*課題*: 退職届についての記事のうち、「従業員からの退職届は、複雑な問題を引き起こすことがあります。」を含む語句で始まり「企業運営の基盤となるのです。」で終わる部分を一字一句違えずに書き写してください。

【中小企業向け】退職届の教科書!退職願との違いから書き方、受理後まで完全ガイド

従業員からの退職届は、複雑な問題を引き起こすことがあります。
単なる形式的な書類と捉えがちですが、取り扱い一つで、残された従業員の士気や、会社の対外的な評価にも影響を与えかねません。
退職願との法的な違いや、退職理由の記載方法、そして退職届受理後の具体的な手続きまで、中小企業の経営者が知っておくべきポイントは多岐にわたります。
この記事では、退職届に関する基本から応用までを網羅し、適切な対応をサポートするための「教科書」として、皆さんの疑問や不安を解消します。従業員が安心して退職できる環境を整えることは、健全な企業運営の基盤となるのです。
目次
退職届・退職願・辞表の違い
従業員から渡された書類が「退職願」か「退職届」かで、会社の対応は全く異なります。この違いを理解しないと「退職を撤回したい」といった予期せぬ労務トラブルにつながりかねません。
退職願は、会社に退職の合意を求める「お願い」の書類で、会社が承諾するまでは撤回が可能です。一方、退職届は退職を確定的に「通知」する書類で、受理後の撤回は原則できません。辞表は、社長や取締役、公務員などが役職を辞する際に使用するもので、一般社員は使いません。

*提示資料*:

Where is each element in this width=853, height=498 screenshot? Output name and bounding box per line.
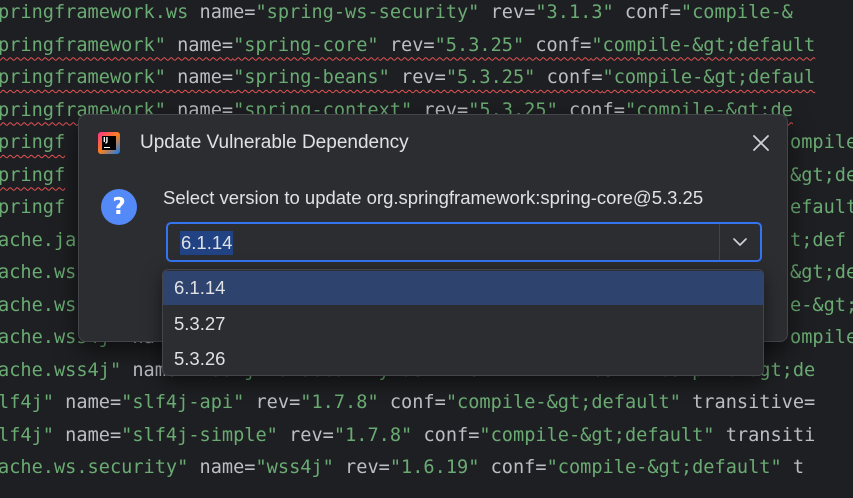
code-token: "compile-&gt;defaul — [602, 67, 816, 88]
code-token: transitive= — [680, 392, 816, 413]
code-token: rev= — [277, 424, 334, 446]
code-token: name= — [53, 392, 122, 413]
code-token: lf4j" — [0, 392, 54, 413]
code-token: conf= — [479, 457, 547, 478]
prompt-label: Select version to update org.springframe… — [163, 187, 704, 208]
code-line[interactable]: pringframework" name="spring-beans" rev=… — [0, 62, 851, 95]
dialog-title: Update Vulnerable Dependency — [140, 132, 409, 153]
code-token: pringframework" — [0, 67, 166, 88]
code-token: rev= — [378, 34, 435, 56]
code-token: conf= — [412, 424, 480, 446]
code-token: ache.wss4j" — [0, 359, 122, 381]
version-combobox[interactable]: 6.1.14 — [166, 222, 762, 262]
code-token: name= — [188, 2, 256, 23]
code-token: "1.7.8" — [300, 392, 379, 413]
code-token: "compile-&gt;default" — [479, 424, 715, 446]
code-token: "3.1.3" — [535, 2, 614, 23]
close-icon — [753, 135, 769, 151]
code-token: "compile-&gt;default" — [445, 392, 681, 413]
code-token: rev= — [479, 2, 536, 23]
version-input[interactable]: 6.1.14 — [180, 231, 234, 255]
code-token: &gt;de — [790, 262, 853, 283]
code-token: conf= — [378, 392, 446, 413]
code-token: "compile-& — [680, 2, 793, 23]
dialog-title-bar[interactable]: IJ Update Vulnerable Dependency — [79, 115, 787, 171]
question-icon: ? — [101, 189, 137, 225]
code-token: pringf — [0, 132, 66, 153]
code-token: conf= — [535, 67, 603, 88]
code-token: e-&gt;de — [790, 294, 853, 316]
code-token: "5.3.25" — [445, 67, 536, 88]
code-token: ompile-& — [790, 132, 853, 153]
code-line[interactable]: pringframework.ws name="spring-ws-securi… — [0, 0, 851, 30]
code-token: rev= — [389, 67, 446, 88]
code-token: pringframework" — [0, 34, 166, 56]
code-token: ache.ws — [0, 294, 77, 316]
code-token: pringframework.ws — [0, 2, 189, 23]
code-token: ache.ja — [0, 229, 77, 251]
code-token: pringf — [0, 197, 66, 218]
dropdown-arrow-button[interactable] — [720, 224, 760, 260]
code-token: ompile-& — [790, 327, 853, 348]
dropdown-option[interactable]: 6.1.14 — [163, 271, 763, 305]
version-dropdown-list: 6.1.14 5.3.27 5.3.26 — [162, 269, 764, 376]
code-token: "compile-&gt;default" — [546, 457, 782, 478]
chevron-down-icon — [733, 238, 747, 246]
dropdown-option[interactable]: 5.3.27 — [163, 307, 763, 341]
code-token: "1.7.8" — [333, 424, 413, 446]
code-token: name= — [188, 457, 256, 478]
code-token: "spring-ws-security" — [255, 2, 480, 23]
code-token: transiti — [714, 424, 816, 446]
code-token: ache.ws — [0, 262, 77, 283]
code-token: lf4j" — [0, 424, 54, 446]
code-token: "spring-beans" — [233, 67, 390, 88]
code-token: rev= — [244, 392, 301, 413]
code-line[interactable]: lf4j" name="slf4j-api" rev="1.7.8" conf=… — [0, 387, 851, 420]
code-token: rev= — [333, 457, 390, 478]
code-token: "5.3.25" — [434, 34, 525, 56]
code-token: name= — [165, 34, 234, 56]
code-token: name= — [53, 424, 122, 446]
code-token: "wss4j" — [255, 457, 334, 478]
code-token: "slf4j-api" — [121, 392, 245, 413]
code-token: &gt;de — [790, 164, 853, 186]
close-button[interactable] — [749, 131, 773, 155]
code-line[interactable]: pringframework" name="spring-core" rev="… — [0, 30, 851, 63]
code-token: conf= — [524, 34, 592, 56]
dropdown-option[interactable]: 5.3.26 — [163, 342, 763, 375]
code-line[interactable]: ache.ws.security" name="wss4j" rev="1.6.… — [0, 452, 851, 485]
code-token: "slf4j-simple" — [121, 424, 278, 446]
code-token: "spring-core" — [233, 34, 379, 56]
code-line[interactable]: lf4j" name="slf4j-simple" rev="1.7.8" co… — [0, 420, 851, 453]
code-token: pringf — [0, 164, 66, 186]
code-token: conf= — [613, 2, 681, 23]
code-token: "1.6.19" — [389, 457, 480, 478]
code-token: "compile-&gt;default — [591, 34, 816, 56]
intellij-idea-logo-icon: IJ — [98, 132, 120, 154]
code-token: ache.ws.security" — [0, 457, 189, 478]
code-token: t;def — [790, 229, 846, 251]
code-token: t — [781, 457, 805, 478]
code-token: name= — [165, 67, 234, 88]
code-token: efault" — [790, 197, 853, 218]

*出力*:
従業員からの退職届は、複雑な問題を引き起こすことがあります。
単なる形式的な書類と捉えがちですが、取り扱い一つで、残された従業員の士気や、会社の対外的な評価にも影響を与えかねません。
退職願との法的な違いや、退職理由の記載方法、そして退職届受理後の具体的な手続きまで、中小企業の経営者が知っておくべきポイントは多岐にわたります。
この記事では、退職届に関する基本から応用までを網羅し、適切な対応をサポートするための「教科書」として、皆さんの疑問や不安を解消します。従業員が安心して退職できる環境を整えることは、健全な企業運営の基盤となるのです。